» **Task**
Could you return each line of the material that has "Theological" in it?
##### Data to process
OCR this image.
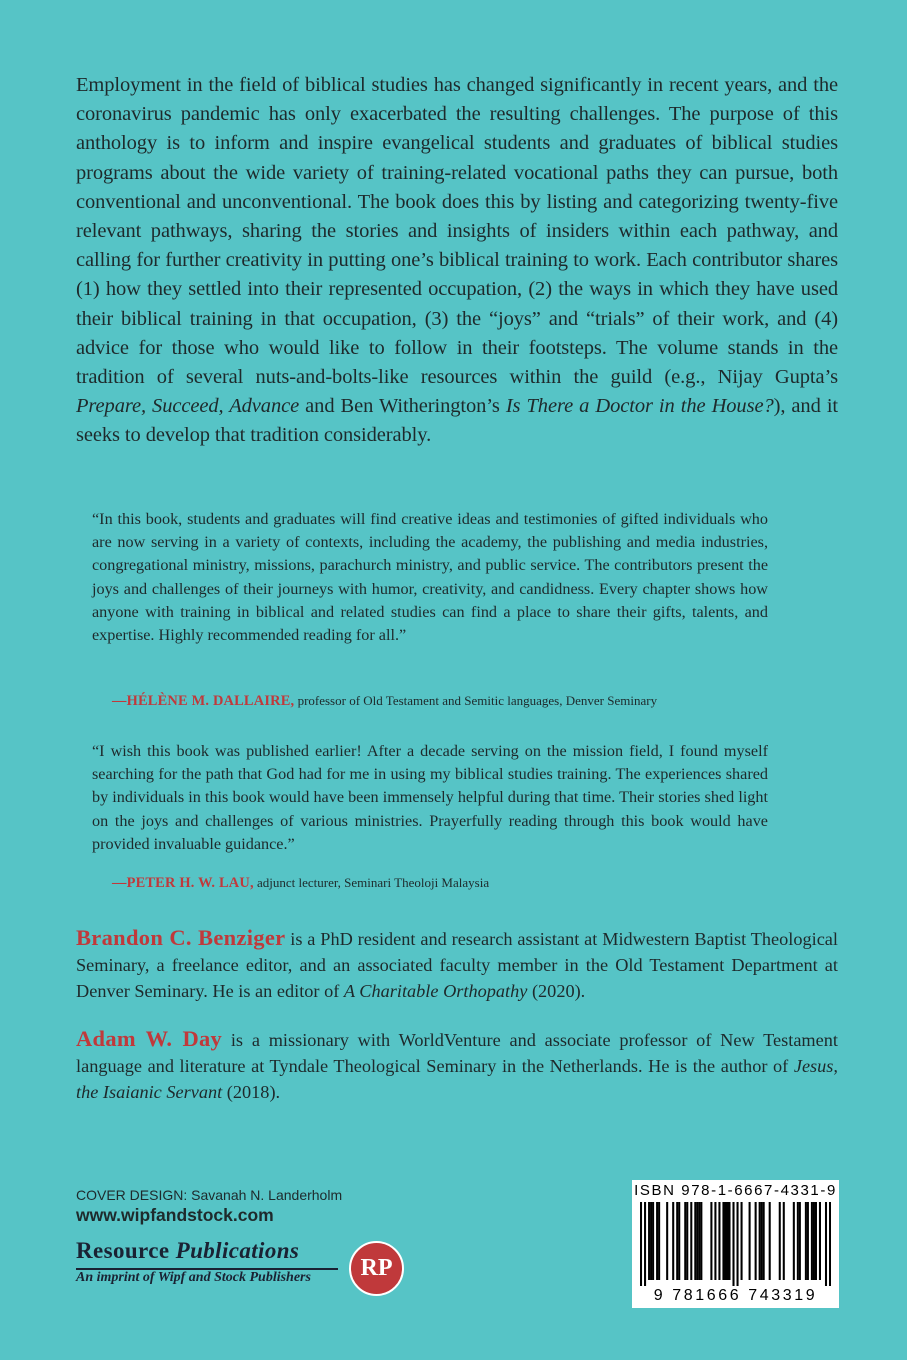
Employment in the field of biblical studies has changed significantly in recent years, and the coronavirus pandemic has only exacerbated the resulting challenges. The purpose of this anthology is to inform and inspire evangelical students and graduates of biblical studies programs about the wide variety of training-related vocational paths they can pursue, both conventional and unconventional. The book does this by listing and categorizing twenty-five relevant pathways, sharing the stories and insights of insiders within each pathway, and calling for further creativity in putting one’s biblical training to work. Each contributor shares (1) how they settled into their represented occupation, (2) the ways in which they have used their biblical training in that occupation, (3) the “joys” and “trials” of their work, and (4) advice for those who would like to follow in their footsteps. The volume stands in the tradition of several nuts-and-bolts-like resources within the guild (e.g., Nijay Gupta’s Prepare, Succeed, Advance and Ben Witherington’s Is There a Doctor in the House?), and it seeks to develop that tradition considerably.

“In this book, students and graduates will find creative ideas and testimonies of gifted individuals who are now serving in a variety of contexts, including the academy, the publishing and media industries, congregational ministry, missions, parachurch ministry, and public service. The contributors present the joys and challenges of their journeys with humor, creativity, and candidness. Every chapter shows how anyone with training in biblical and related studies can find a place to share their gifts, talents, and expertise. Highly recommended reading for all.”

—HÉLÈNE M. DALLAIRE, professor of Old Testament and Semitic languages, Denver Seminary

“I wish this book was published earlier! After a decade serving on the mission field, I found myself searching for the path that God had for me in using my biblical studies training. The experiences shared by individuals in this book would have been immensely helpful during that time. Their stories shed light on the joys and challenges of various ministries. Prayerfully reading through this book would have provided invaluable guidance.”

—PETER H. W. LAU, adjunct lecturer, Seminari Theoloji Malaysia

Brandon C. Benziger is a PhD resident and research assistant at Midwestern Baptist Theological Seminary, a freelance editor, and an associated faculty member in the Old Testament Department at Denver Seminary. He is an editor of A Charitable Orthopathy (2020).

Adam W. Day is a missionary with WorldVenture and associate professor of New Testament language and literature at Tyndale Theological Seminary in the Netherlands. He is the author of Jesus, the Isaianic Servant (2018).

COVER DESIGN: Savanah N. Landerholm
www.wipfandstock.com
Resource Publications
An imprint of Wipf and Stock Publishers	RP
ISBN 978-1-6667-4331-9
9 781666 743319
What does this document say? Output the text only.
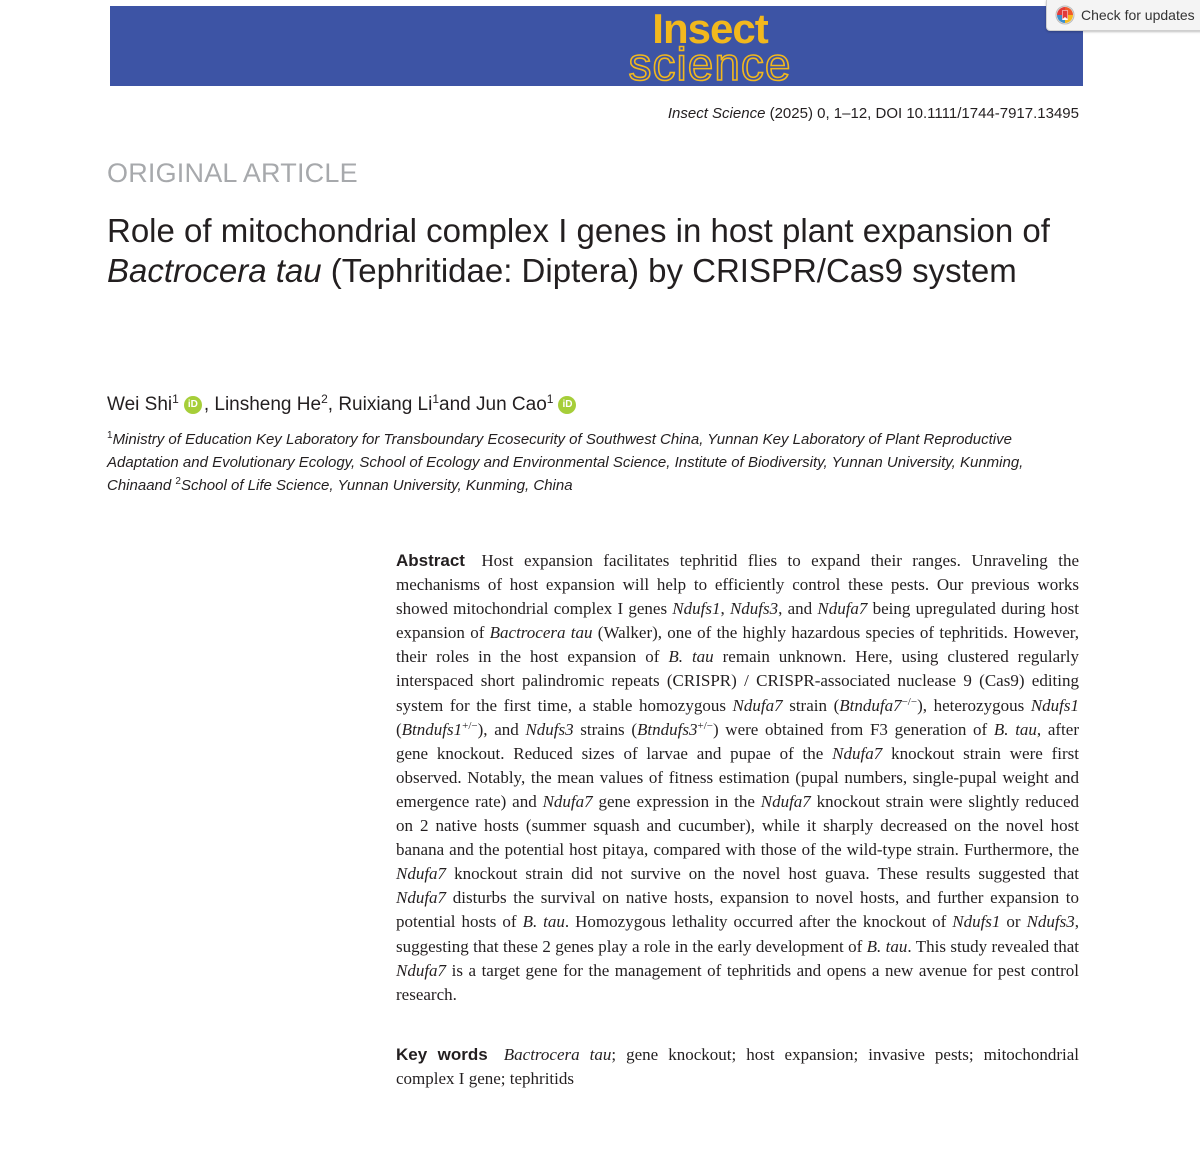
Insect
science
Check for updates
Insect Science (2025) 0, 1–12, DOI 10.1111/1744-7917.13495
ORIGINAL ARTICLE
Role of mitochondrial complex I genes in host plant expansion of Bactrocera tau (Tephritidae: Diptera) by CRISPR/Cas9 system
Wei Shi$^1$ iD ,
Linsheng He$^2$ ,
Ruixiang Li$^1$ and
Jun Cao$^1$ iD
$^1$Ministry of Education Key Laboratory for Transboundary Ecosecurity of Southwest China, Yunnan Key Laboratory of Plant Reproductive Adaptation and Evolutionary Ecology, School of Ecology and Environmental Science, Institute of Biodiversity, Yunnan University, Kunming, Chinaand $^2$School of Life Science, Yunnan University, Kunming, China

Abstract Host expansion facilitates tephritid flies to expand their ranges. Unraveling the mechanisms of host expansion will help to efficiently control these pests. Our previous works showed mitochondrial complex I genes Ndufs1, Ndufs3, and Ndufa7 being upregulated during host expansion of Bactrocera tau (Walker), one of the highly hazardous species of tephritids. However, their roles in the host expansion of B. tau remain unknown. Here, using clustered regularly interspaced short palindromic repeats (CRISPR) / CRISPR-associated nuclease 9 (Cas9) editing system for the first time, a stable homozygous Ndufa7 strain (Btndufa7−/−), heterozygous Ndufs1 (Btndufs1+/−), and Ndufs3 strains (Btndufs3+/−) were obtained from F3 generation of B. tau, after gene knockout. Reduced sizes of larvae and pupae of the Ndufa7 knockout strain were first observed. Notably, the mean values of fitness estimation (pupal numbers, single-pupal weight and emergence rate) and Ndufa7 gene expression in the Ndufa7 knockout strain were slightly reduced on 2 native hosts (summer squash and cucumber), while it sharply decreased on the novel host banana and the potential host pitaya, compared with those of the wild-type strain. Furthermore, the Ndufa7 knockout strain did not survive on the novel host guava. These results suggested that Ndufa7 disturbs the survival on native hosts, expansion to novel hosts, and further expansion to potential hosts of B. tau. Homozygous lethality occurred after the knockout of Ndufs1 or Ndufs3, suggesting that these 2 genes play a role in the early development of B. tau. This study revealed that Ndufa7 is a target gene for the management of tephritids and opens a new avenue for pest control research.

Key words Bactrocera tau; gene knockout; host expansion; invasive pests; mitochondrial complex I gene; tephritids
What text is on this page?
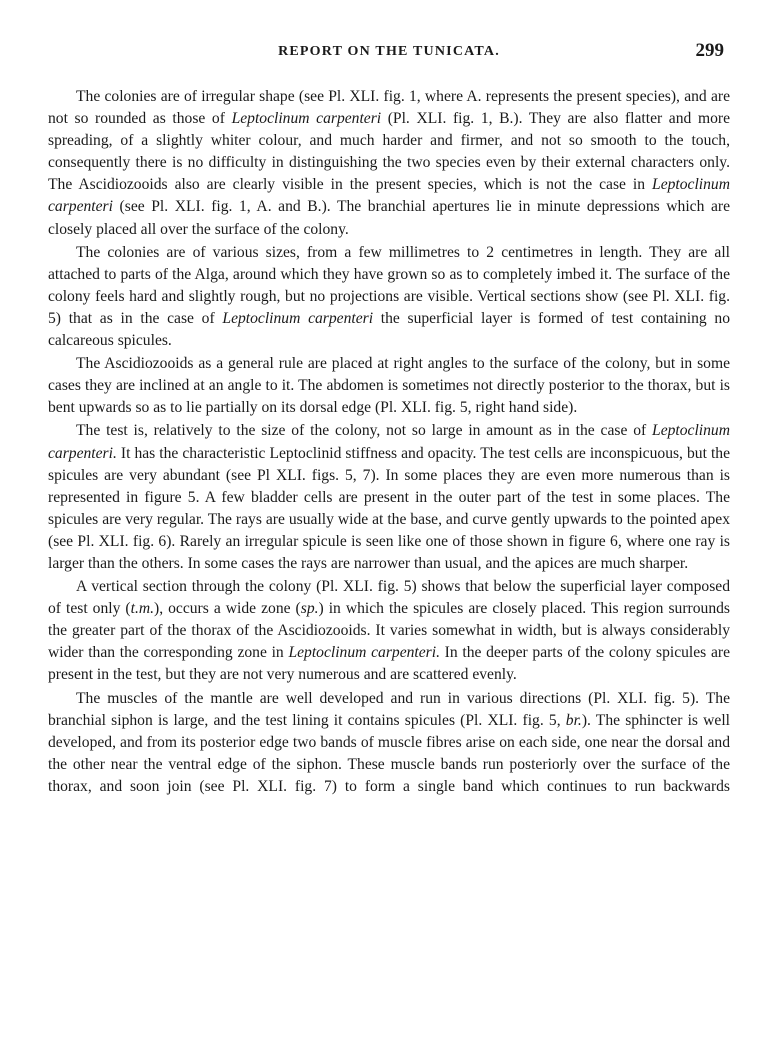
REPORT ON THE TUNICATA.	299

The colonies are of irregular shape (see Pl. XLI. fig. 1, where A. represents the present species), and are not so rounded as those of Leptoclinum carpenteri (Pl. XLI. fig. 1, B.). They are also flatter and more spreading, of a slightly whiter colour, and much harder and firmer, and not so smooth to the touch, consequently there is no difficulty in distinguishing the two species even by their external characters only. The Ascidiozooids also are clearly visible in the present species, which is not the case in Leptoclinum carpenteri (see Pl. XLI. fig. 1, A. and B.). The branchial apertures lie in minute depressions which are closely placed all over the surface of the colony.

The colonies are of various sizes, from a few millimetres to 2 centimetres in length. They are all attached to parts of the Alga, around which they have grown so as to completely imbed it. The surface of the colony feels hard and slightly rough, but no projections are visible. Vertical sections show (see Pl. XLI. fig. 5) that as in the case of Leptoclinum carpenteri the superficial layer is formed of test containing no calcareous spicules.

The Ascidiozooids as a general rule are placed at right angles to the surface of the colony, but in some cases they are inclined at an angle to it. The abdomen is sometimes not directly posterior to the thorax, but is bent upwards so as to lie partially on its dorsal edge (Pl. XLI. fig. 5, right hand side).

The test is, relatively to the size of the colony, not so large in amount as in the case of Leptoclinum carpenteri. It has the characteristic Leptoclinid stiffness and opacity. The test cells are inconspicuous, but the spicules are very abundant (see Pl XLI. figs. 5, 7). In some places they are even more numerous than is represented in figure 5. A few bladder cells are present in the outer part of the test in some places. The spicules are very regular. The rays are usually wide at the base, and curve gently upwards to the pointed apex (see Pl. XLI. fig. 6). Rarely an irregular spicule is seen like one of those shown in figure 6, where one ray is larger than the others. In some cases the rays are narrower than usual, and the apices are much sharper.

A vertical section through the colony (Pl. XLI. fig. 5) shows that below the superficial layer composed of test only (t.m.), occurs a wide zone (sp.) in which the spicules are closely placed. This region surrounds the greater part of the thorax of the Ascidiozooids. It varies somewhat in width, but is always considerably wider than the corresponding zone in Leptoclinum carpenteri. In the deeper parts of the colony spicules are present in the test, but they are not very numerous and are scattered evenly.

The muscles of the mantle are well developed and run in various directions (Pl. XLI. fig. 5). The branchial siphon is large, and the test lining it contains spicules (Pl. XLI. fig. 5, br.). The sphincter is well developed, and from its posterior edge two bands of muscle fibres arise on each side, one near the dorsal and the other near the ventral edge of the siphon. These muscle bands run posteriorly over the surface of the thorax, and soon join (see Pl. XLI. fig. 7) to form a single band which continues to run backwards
##########
» **The answer**
Brandon C. Benziger is a PhD resident and research assistant at Midwestern Baptist Theological Seminary, a freelance editor, and an associated faculty member in the Old Testament Department at Denver Seminary. He is an editor of A Charitable Orthopathy (2020).
Adam W. Day is a missionary with WorldVenture and associate professor of New Testament language and literature at Tyndale Theological Seminary in the Netherlands. He is the author of Jesus, the Isaianic Servant (2018).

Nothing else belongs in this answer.